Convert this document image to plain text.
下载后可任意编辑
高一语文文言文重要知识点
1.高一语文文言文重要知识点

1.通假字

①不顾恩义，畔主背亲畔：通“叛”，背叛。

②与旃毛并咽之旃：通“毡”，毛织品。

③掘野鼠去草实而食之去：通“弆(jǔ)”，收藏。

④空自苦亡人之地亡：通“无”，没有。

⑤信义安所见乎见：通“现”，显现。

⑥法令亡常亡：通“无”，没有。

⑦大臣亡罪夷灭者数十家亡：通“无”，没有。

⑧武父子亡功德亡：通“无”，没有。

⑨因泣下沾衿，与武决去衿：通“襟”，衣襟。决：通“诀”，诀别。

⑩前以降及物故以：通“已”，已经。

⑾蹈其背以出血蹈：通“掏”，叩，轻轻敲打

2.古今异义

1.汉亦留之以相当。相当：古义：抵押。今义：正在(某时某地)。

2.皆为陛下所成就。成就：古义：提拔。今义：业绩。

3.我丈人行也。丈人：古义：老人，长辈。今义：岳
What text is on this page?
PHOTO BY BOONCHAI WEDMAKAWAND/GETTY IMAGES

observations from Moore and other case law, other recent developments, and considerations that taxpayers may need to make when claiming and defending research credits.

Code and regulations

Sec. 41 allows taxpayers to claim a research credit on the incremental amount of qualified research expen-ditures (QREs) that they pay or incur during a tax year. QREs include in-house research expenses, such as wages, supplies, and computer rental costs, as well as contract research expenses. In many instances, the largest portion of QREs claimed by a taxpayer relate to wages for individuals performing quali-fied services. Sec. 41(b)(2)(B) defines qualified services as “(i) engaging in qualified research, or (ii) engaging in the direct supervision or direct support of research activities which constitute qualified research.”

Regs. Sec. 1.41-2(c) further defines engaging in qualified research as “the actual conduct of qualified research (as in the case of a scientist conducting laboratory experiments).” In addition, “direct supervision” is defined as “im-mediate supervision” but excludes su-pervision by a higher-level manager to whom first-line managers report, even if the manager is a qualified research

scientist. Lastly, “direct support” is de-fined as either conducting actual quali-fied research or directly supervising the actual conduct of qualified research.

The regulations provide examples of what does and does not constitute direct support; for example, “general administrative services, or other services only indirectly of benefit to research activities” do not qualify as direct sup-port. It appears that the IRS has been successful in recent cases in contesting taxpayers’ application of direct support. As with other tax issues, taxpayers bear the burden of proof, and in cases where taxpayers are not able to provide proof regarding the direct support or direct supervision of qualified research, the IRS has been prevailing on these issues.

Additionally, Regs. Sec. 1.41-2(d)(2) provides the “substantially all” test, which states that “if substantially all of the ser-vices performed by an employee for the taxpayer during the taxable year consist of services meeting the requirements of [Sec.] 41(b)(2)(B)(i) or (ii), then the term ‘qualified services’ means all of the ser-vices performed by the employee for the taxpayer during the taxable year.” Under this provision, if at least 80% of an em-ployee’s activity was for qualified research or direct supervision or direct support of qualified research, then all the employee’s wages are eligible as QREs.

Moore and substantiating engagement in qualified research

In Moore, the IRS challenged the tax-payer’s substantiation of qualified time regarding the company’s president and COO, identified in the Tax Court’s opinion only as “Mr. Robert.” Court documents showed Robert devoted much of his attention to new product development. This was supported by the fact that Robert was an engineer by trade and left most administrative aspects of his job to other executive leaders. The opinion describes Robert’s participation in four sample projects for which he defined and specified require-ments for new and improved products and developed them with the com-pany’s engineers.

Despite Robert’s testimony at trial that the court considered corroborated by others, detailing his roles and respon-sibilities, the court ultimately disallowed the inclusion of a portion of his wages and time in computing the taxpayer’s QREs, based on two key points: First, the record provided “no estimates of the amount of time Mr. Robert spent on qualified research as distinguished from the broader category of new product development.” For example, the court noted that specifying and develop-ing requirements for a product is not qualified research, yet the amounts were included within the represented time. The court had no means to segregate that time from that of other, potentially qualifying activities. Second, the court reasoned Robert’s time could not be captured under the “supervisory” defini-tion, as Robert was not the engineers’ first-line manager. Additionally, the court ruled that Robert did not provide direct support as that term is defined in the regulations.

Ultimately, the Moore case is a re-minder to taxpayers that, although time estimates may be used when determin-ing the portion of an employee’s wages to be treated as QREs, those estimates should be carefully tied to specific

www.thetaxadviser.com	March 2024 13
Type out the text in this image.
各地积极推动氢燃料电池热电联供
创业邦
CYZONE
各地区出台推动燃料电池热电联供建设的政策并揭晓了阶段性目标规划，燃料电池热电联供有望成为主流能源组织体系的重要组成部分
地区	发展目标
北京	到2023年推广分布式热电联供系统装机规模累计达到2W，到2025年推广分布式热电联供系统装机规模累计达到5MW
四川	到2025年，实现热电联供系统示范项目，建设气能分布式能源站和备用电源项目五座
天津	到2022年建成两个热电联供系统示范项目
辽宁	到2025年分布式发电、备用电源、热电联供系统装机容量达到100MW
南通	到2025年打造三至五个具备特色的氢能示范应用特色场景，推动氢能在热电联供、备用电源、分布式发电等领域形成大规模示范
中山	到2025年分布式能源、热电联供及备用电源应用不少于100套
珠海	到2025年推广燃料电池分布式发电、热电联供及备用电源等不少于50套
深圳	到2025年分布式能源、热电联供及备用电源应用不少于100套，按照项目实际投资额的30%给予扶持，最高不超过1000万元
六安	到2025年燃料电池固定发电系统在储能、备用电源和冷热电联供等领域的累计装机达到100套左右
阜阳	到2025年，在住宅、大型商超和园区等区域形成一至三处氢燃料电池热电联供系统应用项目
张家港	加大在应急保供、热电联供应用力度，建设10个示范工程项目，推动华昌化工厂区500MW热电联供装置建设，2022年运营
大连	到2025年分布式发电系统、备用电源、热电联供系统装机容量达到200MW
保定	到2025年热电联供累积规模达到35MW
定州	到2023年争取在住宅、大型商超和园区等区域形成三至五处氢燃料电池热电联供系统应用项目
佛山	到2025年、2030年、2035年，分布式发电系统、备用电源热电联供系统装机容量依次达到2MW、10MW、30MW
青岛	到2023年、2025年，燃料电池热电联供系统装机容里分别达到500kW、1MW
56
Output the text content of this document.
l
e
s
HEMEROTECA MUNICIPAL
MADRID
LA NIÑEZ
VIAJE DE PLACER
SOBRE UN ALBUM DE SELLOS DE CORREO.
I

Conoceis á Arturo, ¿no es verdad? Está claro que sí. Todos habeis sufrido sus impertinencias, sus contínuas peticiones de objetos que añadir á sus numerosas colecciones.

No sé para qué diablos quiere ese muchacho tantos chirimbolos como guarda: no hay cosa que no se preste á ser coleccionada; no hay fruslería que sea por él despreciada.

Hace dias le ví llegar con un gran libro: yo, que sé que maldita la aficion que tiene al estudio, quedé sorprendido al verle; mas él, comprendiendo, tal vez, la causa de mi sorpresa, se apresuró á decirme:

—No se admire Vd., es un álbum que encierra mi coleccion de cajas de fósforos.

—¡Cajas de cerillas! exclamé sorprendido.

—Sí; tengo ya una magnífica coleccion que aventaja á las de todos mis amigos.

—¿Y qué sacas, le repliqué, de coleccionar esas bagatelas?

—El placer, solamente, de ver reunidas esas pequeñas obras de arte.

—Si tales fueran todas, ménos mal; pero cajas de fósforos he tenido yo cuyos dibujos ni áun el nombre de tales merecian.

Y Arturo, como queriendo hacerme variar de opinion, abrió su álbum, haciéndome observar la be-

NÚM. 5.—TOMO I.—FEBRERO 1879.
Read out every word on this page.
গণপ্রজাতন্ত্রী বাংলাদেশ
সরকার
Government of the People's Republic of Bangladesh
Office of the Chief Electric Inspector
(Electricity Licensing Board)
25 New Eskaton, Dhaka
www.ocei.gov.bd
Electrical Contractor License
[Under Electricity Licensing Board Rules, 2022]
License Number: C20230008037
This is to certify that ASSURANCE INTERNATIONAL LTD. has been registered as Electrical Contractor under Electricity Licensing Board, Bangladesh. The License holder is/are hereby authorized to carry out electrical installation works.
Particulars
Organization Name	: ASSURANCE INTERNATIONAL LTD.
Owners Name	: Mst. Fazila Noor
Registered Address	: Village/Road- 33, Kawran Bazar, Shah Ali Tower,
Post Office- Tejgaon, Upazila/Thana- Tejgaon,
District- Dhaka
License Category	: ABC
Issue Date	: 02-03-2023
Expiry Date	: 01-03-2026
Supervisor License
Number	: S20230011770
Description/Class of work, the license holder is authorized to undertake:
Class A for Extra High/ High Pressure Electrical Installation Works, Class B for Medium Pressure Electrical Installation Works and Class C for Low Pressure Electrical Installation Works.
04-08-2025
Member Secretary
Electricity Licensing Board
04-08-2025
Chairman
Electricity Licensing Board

____________

Identify and copy all lines with the word "been".

The regulations provide examples of what does and does not constitute direct support; for example, “general administrative services, or other services only indirectly of benefit to research activities” do not qualify as direct sup-port. It appears that the IRS has been successful in recent cases in contesting taxpayers’ application of direct support. As with other tax issues, taxpayers bear the burden of proof, and in cases where taxpayers are not able to provide proof regarding the direct support or direct supervision of qualified research, the IRS has been prevailing on these issues.
This is to certify that ASSURANCE INTERNATIONAL LTD. has been registered as Electrical Contractor under Electricity Licensing Board, Bangladesh. The License holder is/are hereby authorized to carry out electrical installation works.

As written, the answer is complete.